**TASK BRIEF:** Your task is to retype each line of the data below exactly.

[Data records]
++++++++++
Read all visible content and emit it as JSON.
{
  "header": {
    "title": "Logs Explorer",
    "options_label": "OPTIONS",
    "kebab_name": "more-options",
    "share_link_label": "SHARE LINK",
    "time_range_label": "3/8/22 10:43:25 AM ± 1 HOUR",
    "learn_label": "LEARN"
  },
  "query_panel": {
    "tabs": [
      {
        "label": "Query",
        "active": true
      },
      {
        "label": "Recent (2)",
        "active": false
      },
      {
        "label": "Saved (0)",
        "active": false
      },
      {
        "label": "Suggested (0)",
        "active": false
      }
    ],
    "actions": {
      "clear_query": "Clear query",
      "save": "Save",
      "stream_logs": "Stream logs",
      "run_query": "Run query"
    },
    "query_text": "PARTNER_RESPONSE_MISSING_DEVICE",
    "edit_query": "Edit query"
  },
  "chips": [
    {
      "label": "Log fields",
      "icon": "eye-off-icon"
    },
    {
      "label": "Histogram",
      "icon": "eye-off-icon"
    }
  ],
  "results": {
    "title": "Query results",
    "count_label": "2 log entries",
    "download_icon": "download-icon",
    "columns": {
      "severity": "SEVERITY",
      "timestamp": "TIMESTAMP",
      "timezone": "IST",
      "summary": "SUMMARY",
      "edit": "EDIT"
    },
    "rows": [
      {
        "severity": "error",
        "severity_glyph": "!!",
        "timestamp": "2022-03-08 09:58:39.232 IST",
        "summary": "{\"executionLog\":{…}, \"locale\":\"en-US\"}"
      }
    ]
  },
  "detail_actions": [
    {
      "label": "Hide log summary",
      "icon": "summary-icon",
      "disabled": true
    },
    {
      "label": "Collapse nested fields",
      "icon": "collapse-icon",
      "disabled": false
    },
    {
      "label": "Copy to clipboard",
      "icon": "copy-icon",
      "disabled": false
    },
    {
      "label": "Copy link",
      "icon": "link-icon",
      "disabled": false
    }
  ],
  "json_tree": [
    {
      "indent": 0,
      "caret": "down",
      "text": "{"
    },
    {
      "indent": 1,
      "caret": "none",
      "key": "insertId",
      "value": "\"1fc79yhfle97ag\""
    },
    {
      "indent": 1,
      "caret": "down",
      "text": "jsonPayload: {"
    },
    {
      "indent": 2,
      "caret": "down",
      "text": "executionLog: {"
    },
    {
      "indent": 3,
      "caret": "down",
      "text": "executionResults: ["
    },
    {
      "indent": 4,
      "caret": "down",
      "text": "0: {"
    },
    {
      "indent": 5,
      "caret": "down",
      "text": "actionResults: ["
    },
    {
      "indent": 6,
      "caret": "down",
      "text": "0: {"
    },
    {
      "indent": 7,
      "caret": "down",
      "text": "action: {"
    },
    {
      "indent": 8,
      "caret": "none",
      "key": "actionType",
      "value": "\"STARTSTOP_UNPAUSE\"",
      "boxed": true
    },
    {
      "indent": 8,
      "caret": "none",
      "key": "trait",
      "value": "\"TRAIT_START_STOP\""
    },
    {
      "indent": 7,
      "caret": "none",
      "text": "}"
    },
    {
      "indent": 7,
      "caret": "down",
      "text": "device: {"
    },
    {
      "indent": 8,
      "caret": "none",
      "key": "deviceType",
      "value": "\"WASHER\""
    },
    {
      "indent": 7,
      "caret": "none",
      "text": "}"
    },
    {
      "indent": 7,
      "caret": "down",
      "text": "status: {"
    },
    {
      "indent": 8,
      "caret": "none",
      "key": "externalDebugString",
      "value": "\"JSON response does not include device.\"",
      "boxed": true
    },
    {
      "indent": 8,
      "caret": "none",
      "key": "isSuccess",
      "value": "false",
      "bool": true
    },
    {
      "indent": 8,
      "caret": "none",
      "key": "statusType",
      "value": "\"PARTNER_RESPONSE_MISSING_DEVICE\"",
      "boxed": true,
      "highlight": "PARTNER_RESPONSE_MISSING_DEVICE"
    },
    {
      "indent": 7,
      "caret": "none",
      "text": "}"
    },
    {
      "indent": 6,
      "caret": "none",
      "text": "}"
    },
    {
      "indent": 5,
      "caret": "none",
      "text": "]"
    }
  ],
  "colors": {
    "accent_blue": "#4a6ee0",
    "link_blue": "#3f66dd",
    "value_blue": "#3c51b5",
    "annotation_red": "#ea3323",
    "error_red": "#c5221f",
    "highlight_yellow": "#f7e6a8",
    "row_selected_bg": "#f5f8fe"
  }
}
++++++++++
**ANSWER TO THE EXERCISE:**
Read all visible content and emit it as JSON.
{
  "header": {
    "title": "Logs Explorer",
    "options_label": "OPTIONS",
    "kebab_name": "more-options",
    "share_link_label": "SHARE LINK",
    "time_range_label": "3/8/22 10:43:25 AM ± 1 HOUR",
    "learn_label": "LEARN"
  },
  "query_panel": {
    "tabs": [
      {
        "label": "Query",
        "active": true
      },
      {
        "label": "Recent (2)",
        "active": false
      },
      {
        "label": "Saved (0)",
        "active": false
      },
      {
        "label": "Suggested (0)",
        "active": false
      }
    ],
    "actions": {
      "clear_query": "Clear query",
      "save": "Save",
      "stream_logs": "Stream logs",
      "run_query": "Run query"
    },
    "query_text": "PARTNER_RESPONSE_MISSING_DEVICE",
    "edit_query": "Edit query"
  },
  "chips": [
    {
      "label": "Log fields",
      "icon": "eye-off-icon"
    },
    {
      "label": "Histogram",
      "icon": "eye-off-icon"
    }
  ],
  "results": {
    "title": "Query results",
    "count_label": "2 log entries",
    "download_icon": "download-icon",
    "columns": {
      "severity": "SEVERITY",
      "timestamp": "TIMESTAMP",
      "timezone": "IST",
      "summary": "SUMMARY",
      "edit": "EDIT"
    },
    "rows": [
      {
        "severity": "error",
        "severity_glyph": "!!",
        "timestamp": "2022-03-08 09:58:39.232 IST",
        "summary": "{\"executionLog\":{…}, \"locale\":\"en-US\"}"
      }
    ]
  },
  "detail_actions": [
    {
      "label": "Hide log summary",
      "icon": "summary-icon",
      "disabled": true
    },
    {
      "label": "Collapse nested fields",
      "icon": "collapse-icon",
      "disabled": false
    },
    {
      "label": "Copy to clipboard",
      "icon": "copy-icon",
      "disabled": false
    },
    {
      "label": "Copy link",
      "icon": "link-icon",
      "disabled": false
    }
  ],
  "json_tree": [
    {
      "indent": 0,
      "caret": "down",
      "text": "{"
    },
    {
      "indent": 1,
      "caret": "none",
      "key": "insertId",
      "value": "\"1fc79yhfle97ag\""
    },
    {
      "indent": 1,
      "caret": "down",
      "text": "jsonPayload: {"
    },
    {
      "indent": 2,
      "caret": "down",
      "text": "executionLog: {"
    },
    {
      "indent": 3,
      "caret": "down",
      "text": "executionResults: ["
    },
    {
      "indent": 4,
      "caret": "down",
      "text": "0: {"
    },
    {
      "indent": 5,
      "caret": "down",
      "text": "actionResults: ["
    },
    {
      "indent": 6,
      "caret": "down",
      "text": "0: {"
    },
    {
      "indent": 7,
      "caret": "down",
      "text": "action: {"
    },
    {
      "indent": 8,
      "caret": "none",
      "key": "actionType",
      "value": "\"STARTSTOP_UNPAUSE\"",
      "boxed": true
    },
    {
      "indent": 8,
      "caret": "none",
      "key": "trait",
      "value": "\"TRAIT_START_STOP\""
    },
    {
      "indent": 7,
      "caret": "none",
      "text": "}"
    },
    {
      "indent": 7,
      "caret": "down",
      "text": "device: {"
    },
    {
      "indent": 8,
      "caret": "none",
      "key": "deviceType",
      "value": "\"WASHER\""
    },
    {
      "indent": 7,
      "caret": "none",
      "text": "}"
    },
    {
      "indent": 7,
      "caret": "down",
      "text": "status: {"
    },
    {
      "indent": 8,
      "caret": "none",
      "key": "externalDebugString",
      "value": "\"JSON response does not include device.\"",
      "boxed": true
    },
    {
      "indent": 8,
      "caret": "none",
      "key": "isSuccess",
      "value": "false",
      "bool": true
    },
    {
      "indent": 8,
      "caret": "none",
      "key": "statusType",
      "value": "\"PARTNER_RESPONSE_MISSING_DEVICE\"",
      "boxed": true,
      "highlight": "PARTNER_RESPONSE_MISSING_DEVICE"
    },
    {
      "indent": 7,
      "caret": "none",
      "text": "}"
    },
    {
      "indent": 6,
      "caret": "none",
      "text": "}"
    },
    {
      "indent": 5,
      "caret": "none",
      "text": "]"
    }
  ],
  "colors": {
    "accent_blue": "#4a6ee0",
    "link_blue": "#3f66dd",
    "value_blue": "#3c51b5",
    "annotation_red": "#ea3323",
    "error_red": "#c5221f",
    "highlight_yellow": "#f7e6a8",
    "row_selected_bg": "#f5f8fe"
  }
}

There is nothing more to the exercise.